Challenge:
From the records, pick out and copy each line containing "placeholder".

Material to process:
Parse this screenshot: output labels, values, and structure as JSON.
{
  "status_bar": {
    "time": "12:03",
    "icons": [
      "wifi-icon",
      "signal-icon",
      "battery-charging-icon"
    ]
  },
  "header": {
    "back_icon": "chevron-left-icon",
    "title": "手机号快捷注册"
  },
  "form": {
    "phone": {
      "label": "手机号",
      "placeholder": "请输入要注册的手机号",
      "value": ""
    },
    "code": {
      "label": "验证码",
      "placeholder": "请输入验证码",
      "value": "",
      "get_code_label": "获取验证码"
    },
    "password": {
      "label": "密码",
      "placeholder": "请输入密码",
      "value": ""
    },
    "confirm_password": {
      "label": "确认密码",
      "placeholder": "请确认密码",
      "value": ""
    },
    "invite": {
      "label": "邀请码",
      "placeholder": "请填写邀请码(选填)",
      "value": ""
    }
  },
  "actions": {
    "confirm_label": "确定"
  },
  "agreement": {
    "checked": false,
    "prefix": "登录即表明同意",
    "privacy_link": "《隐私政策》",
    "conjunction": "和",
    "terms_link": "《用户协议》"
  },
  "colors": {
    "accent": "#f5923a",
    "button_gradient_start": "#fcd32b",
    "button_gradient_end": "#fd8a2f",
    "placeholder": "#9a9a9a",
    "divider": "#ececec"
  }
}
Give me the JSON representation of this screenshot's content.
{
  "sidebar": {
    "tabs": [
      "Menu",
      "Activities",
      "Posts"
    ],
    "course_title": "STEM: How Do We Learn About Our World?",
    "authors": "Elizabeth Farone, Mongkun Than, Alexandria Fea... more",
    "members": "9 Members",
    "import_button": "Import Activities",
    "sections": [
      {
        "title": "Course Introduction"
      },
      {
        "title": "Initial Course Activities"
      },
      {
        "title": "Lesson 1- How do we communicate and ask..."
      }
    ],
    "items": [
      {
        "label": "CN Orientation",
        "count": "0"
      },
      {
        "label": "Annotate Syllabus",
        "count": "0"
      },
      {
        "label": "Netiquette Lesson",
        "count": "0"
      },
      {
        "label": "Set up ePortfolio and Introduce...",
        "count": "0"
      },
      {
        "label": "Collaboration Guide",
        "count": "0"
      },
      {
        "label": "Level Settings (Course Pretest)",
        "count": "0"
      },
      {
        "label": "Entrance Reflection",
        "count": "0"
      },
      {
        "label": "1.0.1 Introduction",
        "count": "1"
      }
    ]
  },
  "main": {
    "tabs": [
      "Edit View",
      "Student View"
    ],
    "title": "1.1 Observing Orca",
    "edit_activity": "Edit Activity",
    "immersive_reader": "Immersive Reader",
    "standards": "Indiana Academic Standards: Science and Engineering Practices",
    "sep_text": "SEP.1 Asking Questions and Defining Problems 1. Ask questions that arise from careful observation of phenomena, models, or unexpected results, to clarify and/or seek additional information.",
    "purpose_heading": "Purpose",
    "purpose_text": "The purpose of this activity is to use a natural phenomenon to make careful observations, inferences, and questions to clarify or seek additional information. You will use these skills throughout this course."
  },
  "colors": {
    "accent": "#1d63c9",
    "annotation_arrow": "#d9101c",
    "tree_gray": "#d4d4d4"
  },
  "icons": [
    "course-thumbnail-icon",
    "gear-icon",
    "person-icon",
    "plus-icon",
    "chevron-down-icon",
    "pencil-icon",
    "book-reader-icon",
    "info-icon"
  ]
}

Answer for the task:
      "placeholder": "请输入要注册的手机号",
      "placeholder": "请输入验证码",
      "placeholder": "请输入密码",
      "placeholder": "请确认密码",
      "placeholder": "请填写邀请码(选填)",
    "placeholder": "#9a9a9a",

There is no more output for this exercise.